[REQUIREMENTS] Go through the entries below and collect each line with the string "icon" in it.

— BEGIN —

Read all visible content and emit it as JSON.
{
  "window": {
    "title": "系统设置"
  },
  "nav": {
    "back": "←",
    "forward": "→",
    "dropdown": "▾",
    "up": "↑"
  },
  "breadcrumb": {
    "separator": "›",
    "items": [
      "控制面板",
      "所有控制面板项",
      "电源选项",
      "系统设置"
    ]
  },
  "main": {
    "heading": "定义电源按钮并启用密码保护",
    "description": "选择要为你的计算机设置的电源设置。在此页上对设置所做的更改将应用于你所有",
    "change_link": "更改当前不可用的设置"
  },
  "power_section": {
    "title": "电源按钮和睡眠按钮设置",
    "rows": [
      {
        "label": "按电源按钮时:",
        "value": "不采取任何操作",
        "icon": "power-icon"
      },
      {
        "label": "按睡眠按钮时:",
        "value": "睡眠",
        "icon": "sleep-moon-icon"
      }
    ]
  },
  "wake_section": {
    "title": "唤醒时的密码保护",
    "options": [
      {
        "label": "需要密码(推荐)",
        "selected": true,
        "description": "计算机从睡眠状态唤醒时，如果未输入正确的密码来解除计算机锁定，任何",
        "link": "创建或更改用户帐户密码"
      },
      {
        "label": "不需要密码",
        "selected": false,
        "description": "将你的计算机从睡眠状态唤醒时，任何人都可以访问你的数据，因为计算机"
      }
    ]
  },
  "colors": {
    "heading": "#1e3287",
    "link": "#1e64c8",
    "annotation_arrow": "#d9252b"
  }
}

— END —

[EXERCISE SOLUTION]
        "icon": "power-icon"
        "icon": "sleep-moon-icon"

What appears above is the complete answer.